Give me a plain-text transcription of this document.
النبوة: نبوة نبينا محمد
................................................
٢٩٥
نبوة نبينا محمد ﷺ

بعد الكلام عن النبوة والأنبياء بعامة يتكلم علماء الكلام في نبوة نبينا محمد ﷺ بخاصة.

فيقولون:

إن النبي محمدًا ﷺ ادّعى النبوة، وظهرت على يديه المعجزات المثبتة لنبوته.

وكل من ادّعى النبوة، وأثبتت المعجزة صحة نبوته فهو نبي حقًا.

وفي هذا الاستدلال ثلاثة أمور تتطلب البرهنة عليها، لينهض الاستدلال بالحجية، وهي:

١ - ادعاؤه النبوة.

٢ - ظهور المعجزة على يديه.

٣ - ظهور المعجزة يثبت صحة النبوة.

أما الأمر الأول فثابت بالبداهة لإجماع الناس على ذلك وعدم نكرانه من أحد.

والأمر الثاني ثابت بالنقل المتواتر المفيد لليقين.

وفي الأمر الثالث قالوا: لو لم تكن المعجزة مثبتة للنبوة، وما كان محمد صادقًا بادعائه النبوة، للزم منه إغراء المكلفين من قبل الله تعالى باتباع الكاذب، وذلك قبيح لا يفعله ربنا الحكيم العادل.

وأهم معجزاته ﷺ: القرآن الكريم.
§
#### Stated problem:
Show each line holding the word "النبوة".

#### Problem solution:
النبوة: نبوة نبينا محمد
بعد الكلام عن النبوة والأنبياء بعامة يتكلم علماء الكلام في نبوة نبينا محمد ﷺ بخاصة.
إن النبي محمدًا ﷺ ادّعى النبوة، وظهرت على يديه المعجزات المثبتة لنبوته.
وكل من ادّعى النبوة، وأثبتت المعجزة صحة نبوته فهو نبي حقًا.
١ - ادعاؤه النبوة.
٣ - ظهور المعجزة يثبت صحة النبوة.
وفي الأمر الثالث قالوا: لو لم تكن المعجزة مثبتة للنبوة، وما كان محمد صادقًا بادعائه النبوة، للزم منه إغراء المكلفين من قبل الله تعالى باتباع الكاذب، وذلك قبيح لا يفعله ربنا الحكيم العادل.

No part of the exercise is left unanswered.